_Exercise aim_
Extract each line of the material that follows exactly and omit its pictures.

_Data lines_
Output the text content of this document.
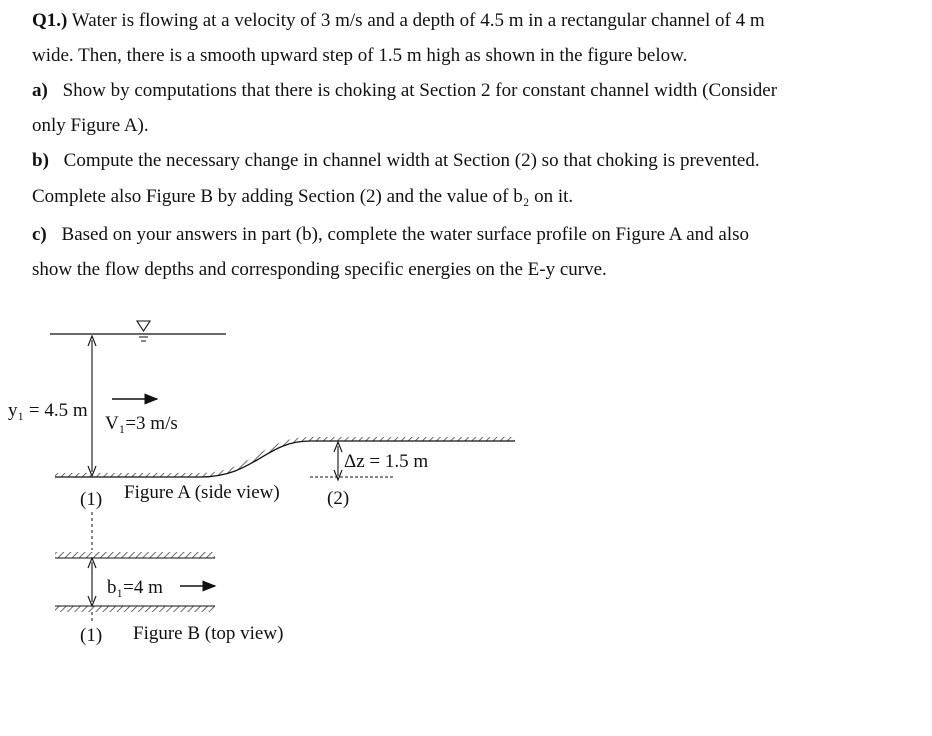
Q1.) Water is flowing at a velocity of 3 m/s and a depth of 4.5 m in a rectangular channel of 4 m
wide. Then, there is a smooth upward step of 1.5 m high as shown in the figure below.
a) Show by computations that there is choking at Section 2 for constant channel width (Consider
only Figure A).
b) Compute the necessary change in channel width at Section (2) so that choking is prevented.
Complete also Figure B by adding Section (2) and the value of b₂ on it.
c) Based on your answers in part (b), complete the water surface profile on Figure A and also
show the flow depths and corresponding specific energies on the E-y curve.
y₁ = 4.5 m
V₁=3 m/s
Δz = 1.5 m
(1) Figure A (side view) (2)
b₁=4 m
(1) Figure B (top view)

_Problem solution_
Output the text content of this document.
Q1.) Water is flowing at a velocity of 3 m/s and a depth of 4.5 m in a rectangular channel of 4 m
wide. Then, there is a smooth upward step of 1.5 m high as shown in the figure below.
a) Show by computations that there is choking at Section 2 for constant channel width (Consider
only Figure A).
b) Compute the necessary change in channel width at Section (2) so that choking is prevented.
Complete also Figure B by adding Section (2) and the value of b₂ on it.
c) Based on your answers in part (b), complete the water surface profile on Figure A and also
show the flow depths and corresponding specific energies on the E-y curve.
y₁ = 4.5 m
V₁=3 m/s
Δz = 1.5 m
(1) Figure A (side view) (2)
b₁=4 m
(1) Figure B (top view)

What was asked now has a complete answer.